#### Work to be completed:
Write out the passage from "The Russian Daughter" to "Netherlandic Press (1993)" in the Sarah Klassen biography below, word for word.

Sarah Klassen (born 1932) is a Canadian writer living in Winnipeg, Manitoba. Klassen's first volume of poetry, Journey to Yalta, was awarded the Gerald Lampert Memorial Award in 1989. Klassen is the recipient of Canadian Authors Association Award for Poetry and Klassen's novel, The Wittenbergs, was awarded the Margaret McWilliams Award for popular history.

Career  

Sarah Klassen was born in Winnipeg, Manitoba, and currently resides there. She holds a Bachelor of Arts degree and a Bachelor of Education degree from the University of Winnipeg. Sarah Klassen taught English in the public school system in Winnipeg, and at summer institutes in Lithuania and Ukraine. Klassen has been recognized as part of a flourishing of Mennonite novelists and poets emerging in the 1980s. Much of Klassen's writing reflects creatively on the experiences and locations of Russian Mennonite settlements in the early part of the twentieth century, a topic relayed to her in stories by her own mother.

Bibliography

Novels 
The Wittenbergs, Winnipeg: Turnstone Press (2013)
The Russian Daughter Winnipeg: CMU Press (2022)

Poetry 
Journey to Yalta Winnipeg: Turnstone Press (1988)
Violence and Mercy Windsor: Netherlandic Press (1991)
Borderwatch Windsor: Netherlandic Press (1993)
Dangerous Elements Kingston: Quarry Press (1998)

#### Provided material:
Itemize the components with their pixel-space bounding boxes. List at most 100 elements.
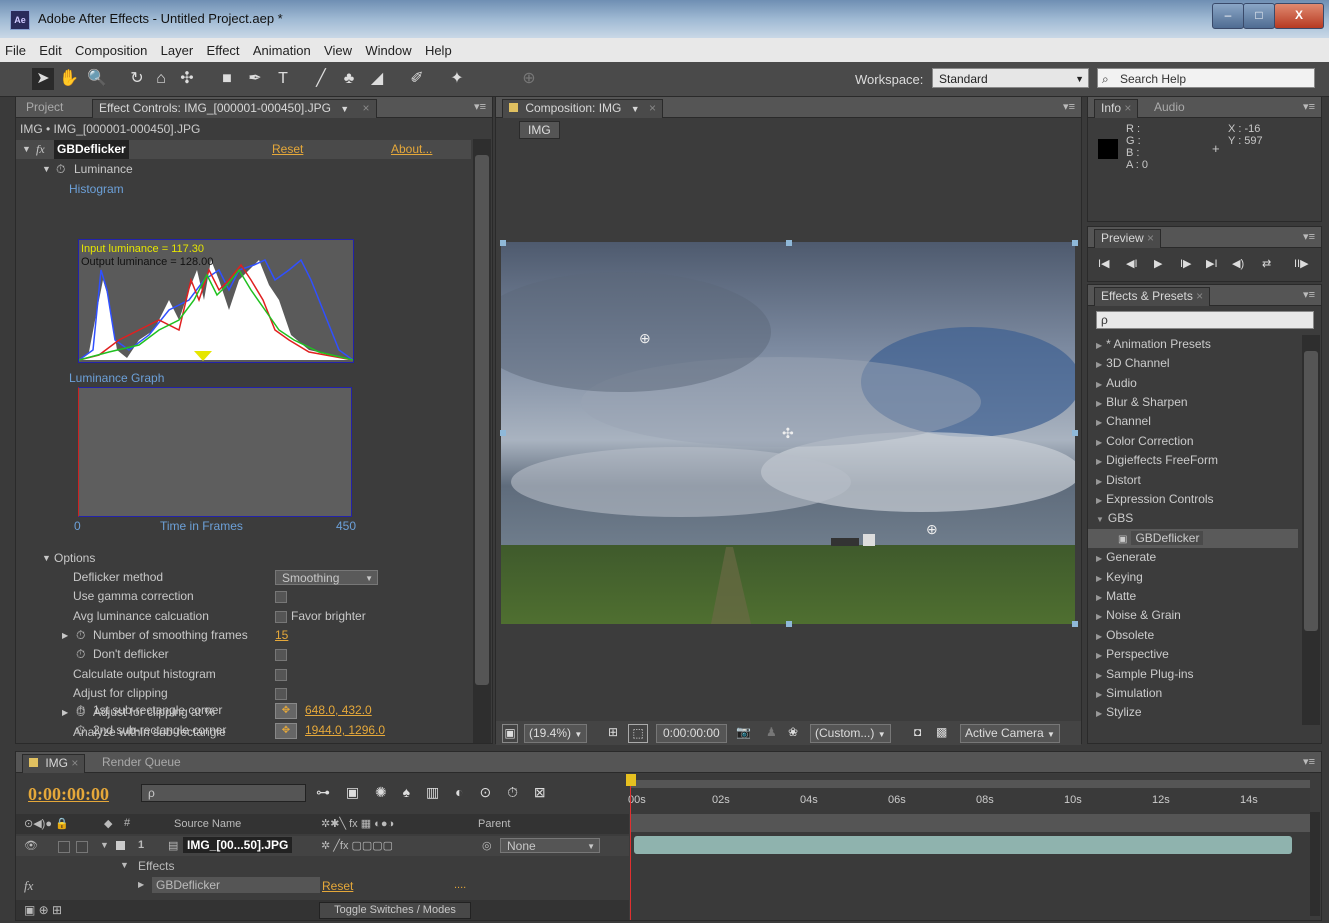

#### Task response:
The Russian Daughter Winnipeg: CMU Press (2022)

Poetry 
Journey to Yalta Winnipeg: Turnstone Press (1988)
Violence and Mercy Windsor: Netherlandic Press (1991)
Borderwatch Windsor: Netherlandic Press (1993)